### The request
Copy out all lines in the data below containing the string "требований".

Recorded data start

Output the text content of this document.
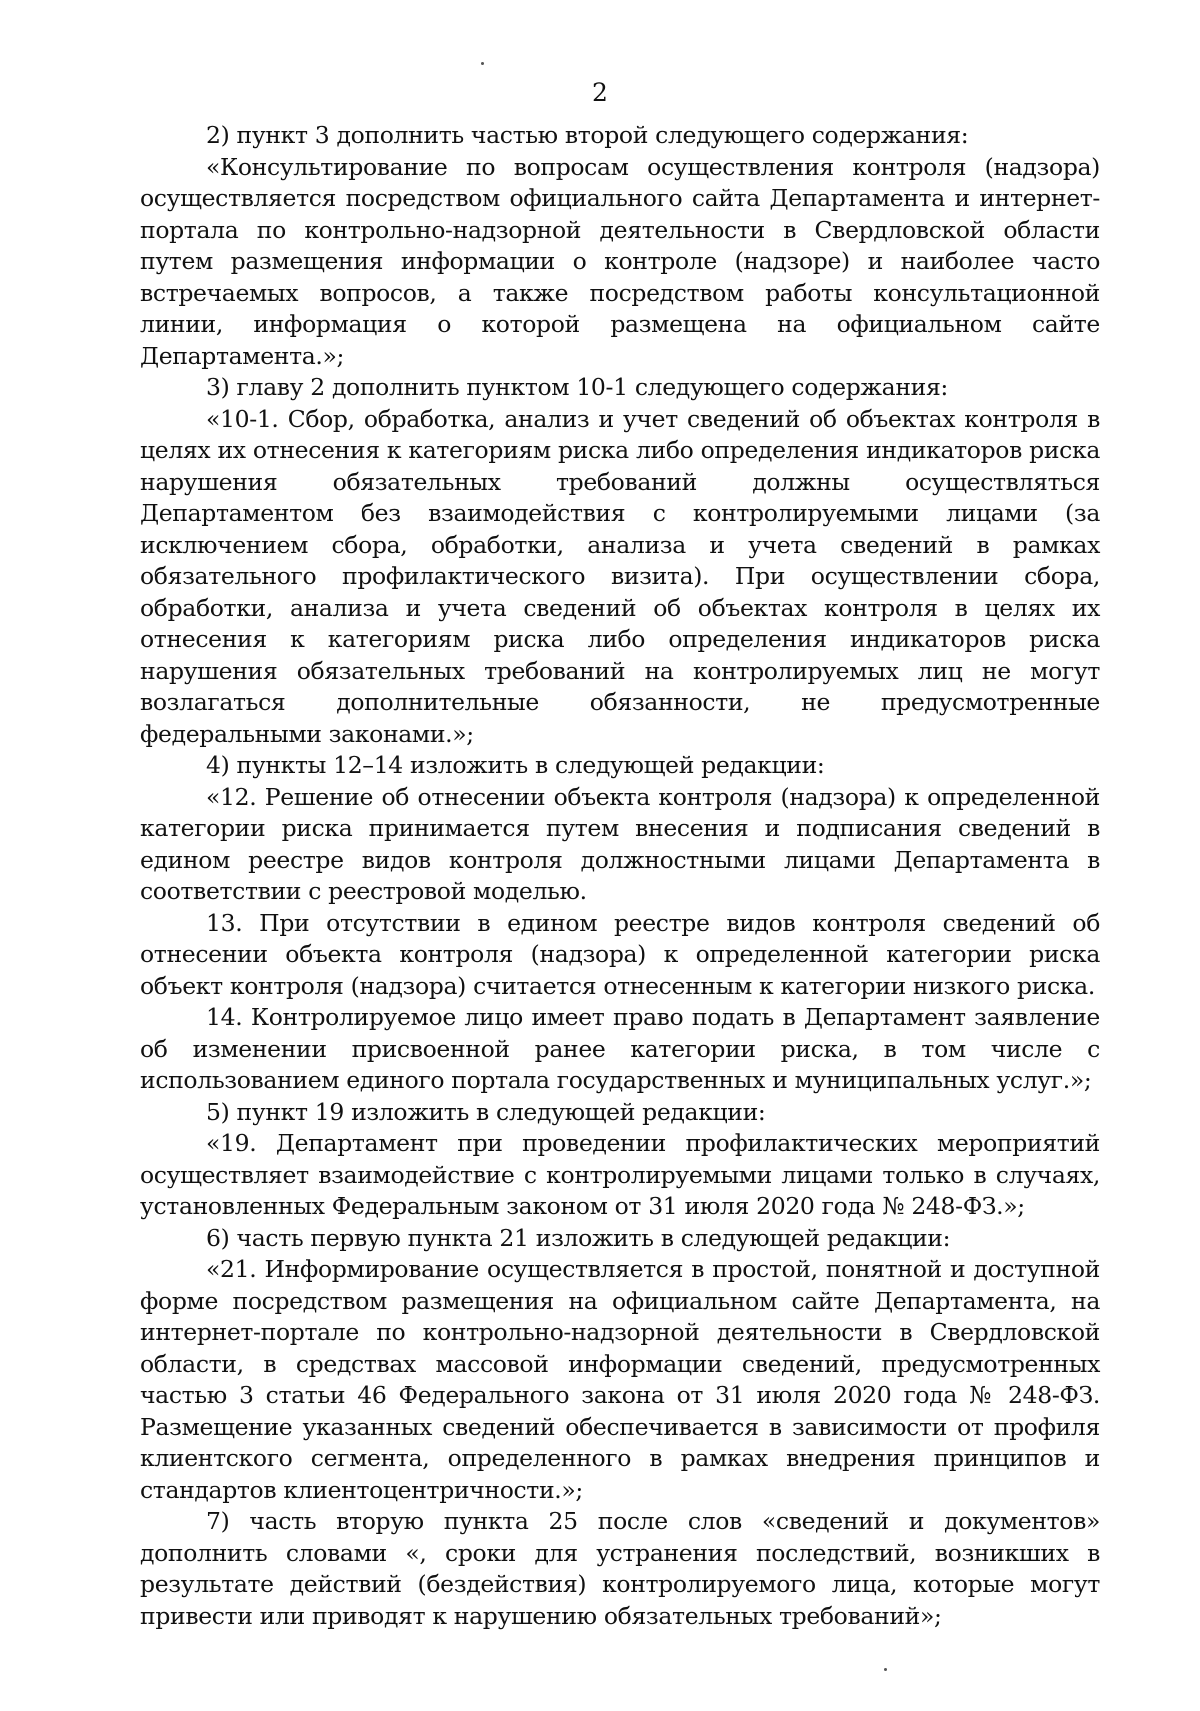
2

2) пункт 3 дополнить частью второй следующего содержания:

«Консультирование по вопросам осуществления контроля (надзора) осуществляется посредством официального сайта Департамента и интернет-портала по контрольно-надзорной деятельности в Свердловской области путем размещения информации о контроле (надзоре) и наиболее часто встречаемых вопросов, а также посредством работы консультационной линии, информация о которой размещена на официальном сайте Департамента.»;

3) главу 2 дополнить пунктом 10-1 следующего содержания:

«10-1. Сбор, обработка, анализ и учет сведений об объектах контроля в целях их отнесения к категориям риска либо определения индикаторов риска нарушения обязательных требований должны осуществляться Департаментом без взаимодействия с контролируемыми лицами (за исключением сбора, обработки, анализа и учета сведений в рамках обязательного профилактического визита). При осуществлении сбора, обработки, анализа и учета сведений об объектах контроля в целях их отнесения к категориям риска либо определения индикаторов риска нарушения обязательных требований на контролируемых лиц не могут возлагаться дополнительные обязанности, не предусмотренные федеральными законами.»;

4) пункты 12–14 изложить в следующей редакции:

«12. Решение об отнесении объекта контроля (надзора) к определенной категории риска принимается путем внесения и подписания сведений в едином реестре видов контроля должностными лицами Департамента в соответствии с реестровой моделью.

13. При отсутствии в едином реестре видов контроля сведений об отнесении объекта контроля (надзора) к определенной категории риска объект контроля (надзора) считается отнесенным к категории низкого риска.

14. Контролируемое лицо имеет право подать в Департамент заявление об изменении присвоенной ранее категории риска, в том числе с использованием единого портала государственных и муниципальных услуг.»;

5) пункт 19 изложить в следующей редакции:

«19. Департамент при проведении профилактических мероприятий осуществляет взаимодействие с контролируемыми лицами только в случаях, установленных Федеральным законом от 31 июля 2020 года № 248-ФЗ.»;

6) часть первую пункта 21 изложить в следующей редакции:

«21. Информирование осуществляется в простой, понятной и доступной форме посредством размещения на официальном сайте Департамента, на интернет-портале по контрольно-надзорной деятельности в Свердловской области, в средствах массовой информации сведений, предусмотренных частью 3 статьи 46 Федерального закона от 31 июля 2020 года № 248-ФЗ. Размещение указанных сведений обеспечивается в зависимости от профиля клиентского сегмента, определенного в рамках внедрения принципов и стандартов клиентоцентричности.»;

7) часть вторую пункта 25 после слов «сведений и документов» дополнить словами «, сроки для устранения последствий, возникших в результате действий (бездействия) контролируемого лица, которые могут привести или приводят к нарушению обязательных требований»;
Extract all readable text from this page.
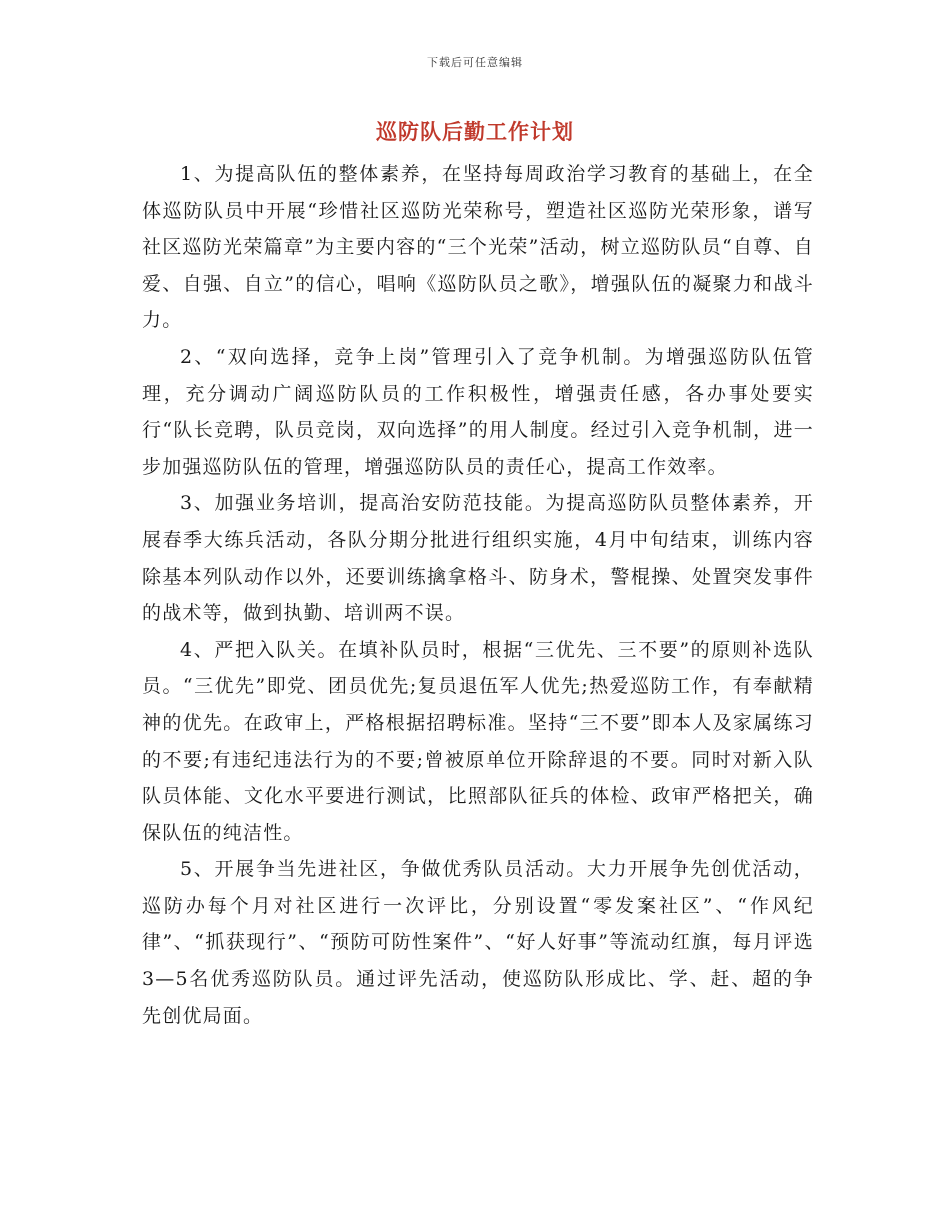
下载后可任意编辑
巡防队后勤工作计划

1、为提高队伍的整体素养，在坚持每周政治学习教育的基础上，在全体巡防队员中开展“珍惜社区巡防光荣称号，塑造社区巡防光荣形象，谱写社区巡防光荣篇章”为主要内容的“三个光荣”活动，树立巡防队员“自尊、自爱、自强、自立”的信心，唱响《巡防队员之歌》，增强队伍的凝聚力和战斗力。

2、“双向选择，竞争上岗”管理引入了竞争机制。为增强巡防队伍管理，充分调动广阔巡防队员的工作积极性，增强责任感，各办事处要实行“队长竞聘，队员竞岗，双向选择”的用人制度。经过引入竞争机制，进一步加强巡防队伍的管理，增强巡防队员的责任心，提高工作效率。

3、加强业务培训，提高治安防范技能。为提高巡防队员整体素养，开展春季大练兵活动，各队分期分批进行组织实施，4月中旬结束，训练内容除基本列队动作以外，还要训练擒拿格斗、防身术，警棍操、处置突发事件的战术等，做到执勤、培训两不误。

4、严把入队关。在填补队员时，根据“三优先、三不要”的原则补选队员。“三优先”即党、团员优先;复员退伍军人优先;热爱巡防工作，有奉献精神的优先。在政审上，严格根据招聘标准。坚持“三不要”即本人及家属练习的不要;有违纪违法行为的不要;曾被原单位开除辞退的不要。同时对新入队队员体能、文化水平要进行测试，比照部队征兵的体检、政审严格把关，确保队伍的纯洁性。

5、开展争当先进社区，争做优秀队员活动。大力开展争先创优活动，巡防办每个月对社区进行一次评比，分别设置“零发案社区”、“作风纪律”、“抓获现行”、“预防可防性案件”、“好人好事”等流动红旗，每月评选3—5名优秀巡防队员。通过评先活动，使巡防队形成比、学、赶、超的争先创优局面。
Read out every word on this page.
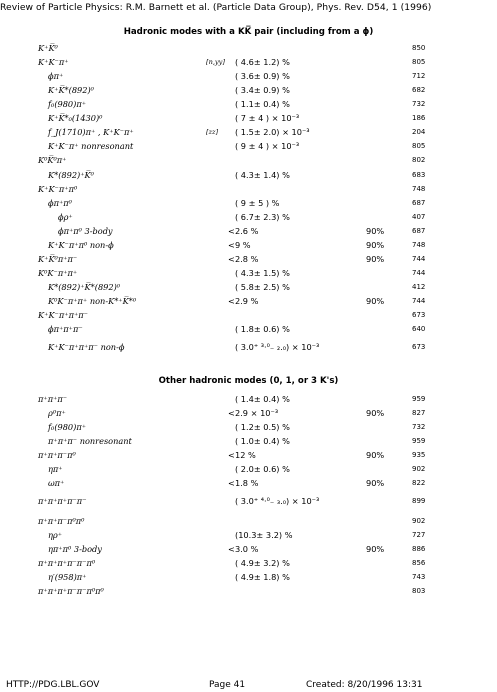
Review of Particle Physics: R.M. Barnett et al. (Particle Data Group), Phys. Rev. D54, 1 (1996)
Hadronic modes with a KK̅ pair (including from a ϕ)
K⁺K̅⁰	850
K⁺K⁻π⁺	[n,yy] ( 4.6± 1.2) %	805
ϕπ⁺	( 3.6± 0.9) %	712
K⁺K̅*(892)⁰	( 3.4± 0.9) %	682
f₀(980)π⁺	( 1.1± 0.4) %	732
K⁺K̅*₀(1430)⁰	( 7 ± 4 ) × 10⁻³	186
f_J(1710)π⁺ , K⁺K⁻π⁺	[zz] ( 1.5± 2.0) × 10⁻³	204
K⁺K⁻π⁺ nonresonant	( 9 ± 4 ) × 10⁻³	805
K⁰K̅⁰π⁺	802
K*(892)⁺K̅⁰	( 4.3± 1.4) %	683
K⁺K⁻π⁺π⁰	748
ϕπ⁺π⁰	( 9 ± 5 ) %	687
ϕρ⁺	( 6.7± 2.3) %	407
ϕπ⁺π⁰ 3-body	< 2.6 %	90%	687
K⁺K⁻π⁺π⁰ non-ϕ	< 9 %	90%	748
K⁺K̅⁰π⁺π⁻	< 2.8 %	90%	744
K⁰K⁻π⁺π⁺	( 4.3± 1.5) %	744
K*(892)⁺K̅*(892)⁰	( 5.8± 2.5) %	412
K⁰K⁻π⁺π⁺ non-K*⁺K̅*⁰	< 2.9 %	90%	744
K⁺K⁻π⁺π⁺π⁻	673
ϕπ⁺π⁺π⁻	( 1.8± 0.6) %	640
K⁺K⁻π⁺π⁺π⁻ non-ϕ	( 3.0⁺ ³·⁰₋ ₂.₀) × 10⁻³	673
Other hadronic modes (0, 1, or 3 K's)
π⁺π⁺π⁻	( 1.4± 0.4) %	959
ρ⁰π⁺	< 2.9 × 10⁻³	90%	827
f₀(980)π⁺	( 1.2± 0.5) %	732
π⁺π⁺π⁻ nonresonant	( 1.0± 0.4) %	959
π⁺π⁺π⁻π⁰	< 12 %	90%	935
ηπ⁺	( 2.0± 0.6) %	902
ωπ⁺	< 1.8 %	90%	822
π⁺π⁺π⁺π⁻π⁻	( 3.0⁺ ⁴·⁰₋ ₃.₀) × 10⁻³	899
π⁺π⁺π⁻π⁰π⁰	902
ηρ⁺	(10.3± 3.2) %	727
ηπ⁺π⁰ 3-body	< 3.0 %	90%	886
π⁺π⁺π⁺π⁻π⁻π⁰	( 4.9± 3.2) %	856
η′(958)π⁺	( 4.9± 1.8) %	743
π⁺π⁺π⁺π⁻π⁻π⁰π⁰	803
HTTP://PDG.LBL.GOV	Page 41	Created: 8/20/1996 13:31
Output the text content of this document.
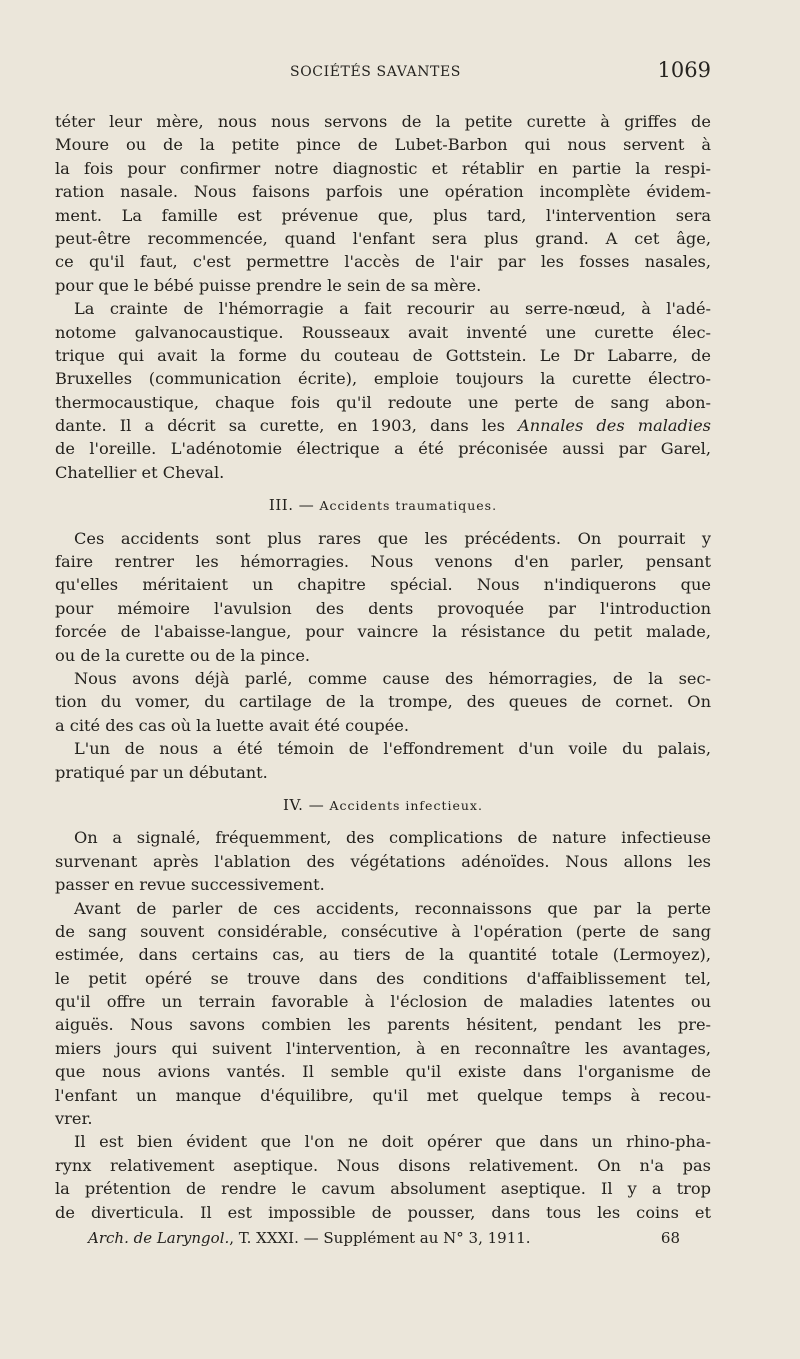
SOCIÉTÉS SAVANTES	1069
téter leur mère, nous nous servons de la petite curette à griffes de
Moure ou de la petite pince de Lubet-Barbon qui nous servent à
la fois pour confirmer notre diagnostic et rétablir en partie la respi-
ration nasale. Nous faisons parfois une opération incomplète évidem-
ment. La famille est prévenue que, plus tard, l'intervention sera
peut-être recommencée, quand l'enfant sera plus grand. A cet âge,
ce qu'il faut, c'est permettre l'accès de l'air par les fosses nasales,
pour que le bébé puisse prendre le sein de sa mère.
La crainte de l'hémorragie a fait recourir au serre-nœud, à l'adé-
notome galvanocaustique. Rousseaux avait inventé une curette élec-
trique qui avait la forme du couteau de Gottstein. Le Dr Labarre, de
Bruxelles (communication écrite), emploie toujours la curette électro-
thermocaustique, chaque fois qu'il redoute une perte de sang abon-
dante. Il a décrit sa curette, en 1903, dans les Annales des maladies
de l'oreille. L'adénotomie électrique a été préconisée aussi par Garel,
Chatellier et Cheval.
III. — Accidents traumatiques.
Ces accidents sont plus rares que les précédents. On pourrait y
faire rentrer les hémorragies. Nous venons d'en parler, pensant
qu'elles méritaient un chapitre spécial. Nous n'indiquerons que
pour mémoire l'avulsion des dents provoquée par l'introduction
forcée de l'abaisse-langue, pour vaincre la résistance du petit malade,
ou de la curette ou de la pince.
Nous avons déjà parlé, comme cause des hémorragies, de la sec-
tion du vomer, du cartilage de la trompe, des queues de cornet. On
a cité des cas où la luette avait été coupée.
L'un de nous a été témoin de l'effondrement d'un voile du palais,
pratiqué par un débutant.
IV. — Accidents infectieux.
On a signalé, fréquemment, des complications de nature infectieuse
survenant après l'ablation des végétations adénoïdes. Nous allons les
passer en revue successivement.
Avant de parler de ces accidents, reconnaissons que par la perte
de sang souvent considérable, consécutive à l'opération (perte de sang
estimée, dans certains cas, au tiers de la quantité totale (Lermoyez),
le petit opéré se trouve dans des conditions d'affaiblissement tel,
qu'il offre un terrain favorable à l'éclosion de maladies latentes ou
aiguës. Nous savons combien les parents hésitent, pendant les pre-
miers jours qui suivent l'intervention, à en reconnaître les avantages,
que nous avions vantés. Il semble qu'il existe dans l'organisme de
l'enfant un manque d'équilibre, qu'il met quelque temps à recou-
vrer.
Il est bien évident que l'on ne doit opérer que dans un rhino-pha-
rynx relativement aseptique. Nous disons relativement. On n'a pas
la prétention de rendre le cavum absolument aseptique. Il y a trop
de diverticula. Il est impossible de pousser, dans tous les coins et
Arch. de Laryngol., T. XXXI. — Supplément au N° 3, 1911.	68
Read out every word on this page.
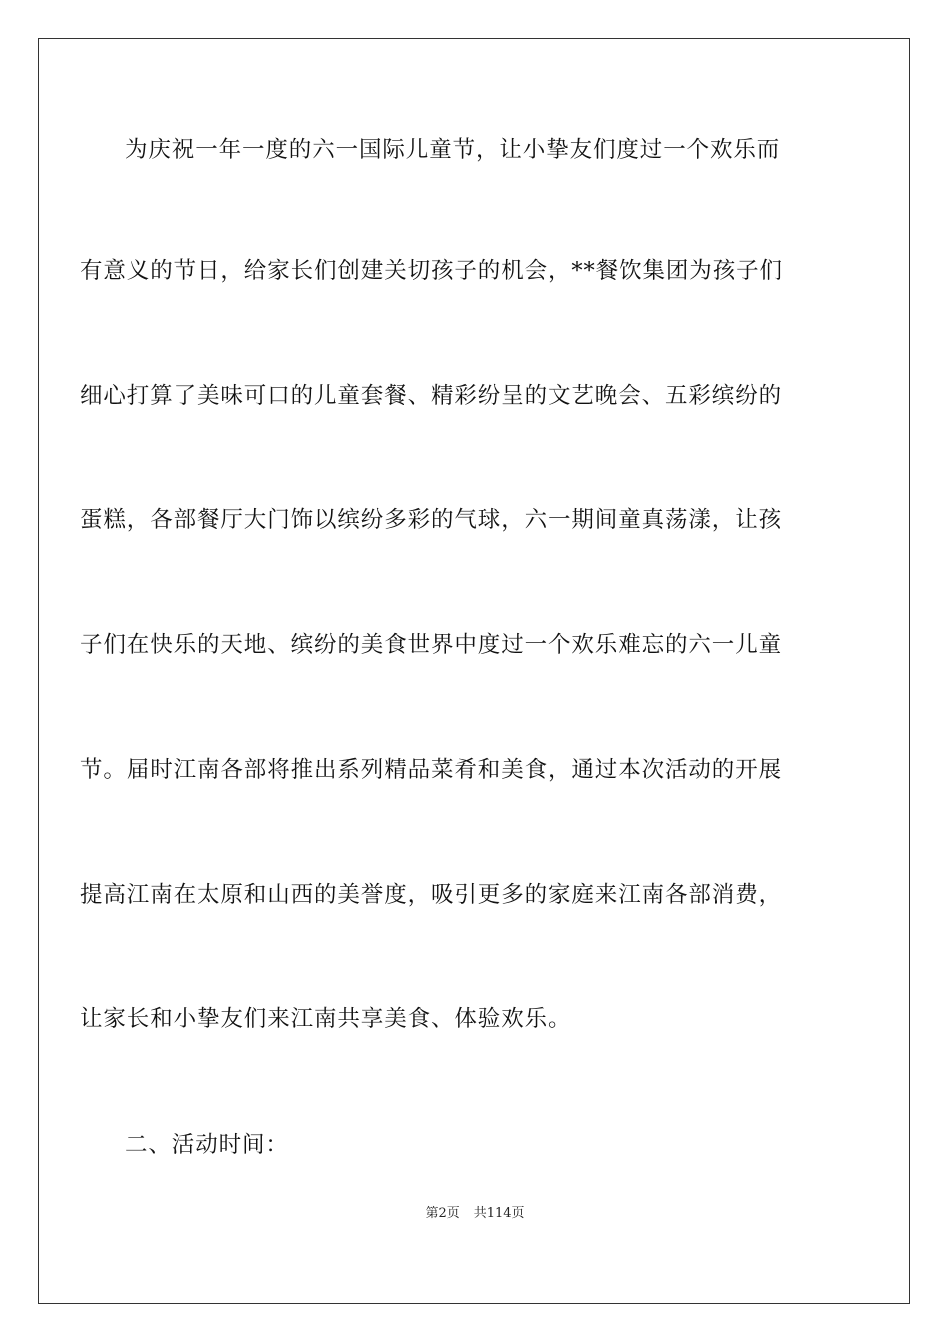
为庆祝一年一度的六一国际儿童节，让小挚友们度过一个欢乐而
有意义的节日，给家长们创建关切孩子的机会，**餐饮集团为孩子们
细心打算了美味可口的儿童套餐、精彩纷呈的文艺晚会、五彩缤纷的
蛋糕，各部餐厅大门饰以缤纷多彩的气球，六一期间童真荡漾，让孩
子们在快乐的天地、缤纷的美食世界中度过一个欢乐难忘的六一儿童
节。届时江南各部将推出系列精品菜肴和美食，通过本次活动的开展
提高江南在太原和山西的美誉度，吸引更多的家庭来江南各部消费，
让家长和小挚友们来江南共享美食、体验欢乐。
二、活动时间：
第2页 共114页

Recorded data end

### Result for this exercise
«10-1. Сбор, обработка, анализ и учет сведений об объектах контроля в целях их отнесения к категориям риска либо определения индикаторов риска нарушения обязательных требований должны осуществляться Департаментом без взаимодействия с контролируемыми лицами (за исключением сбора, обработки, анализа и учета сведений в рамках обязательного профилактического визита). При осуществлении сбора, обработки, анализа и учета сведений об объектах контроля в целях их отнесения к категориям риска либо определения индикаторов риска нарушения обязательных требований на контролируемых лиц не могут возлагаться дополнительные обязанности, не предусмотренные федеральными законами.»;
7) часть вторую пункта 25 после слов «сведений и документов» дополнить словами «, сроки для устранения последствий, возникших в результате действий (бездействия) контролируемого лица, которые могут привести или приводят к нарушению обязательных требований»;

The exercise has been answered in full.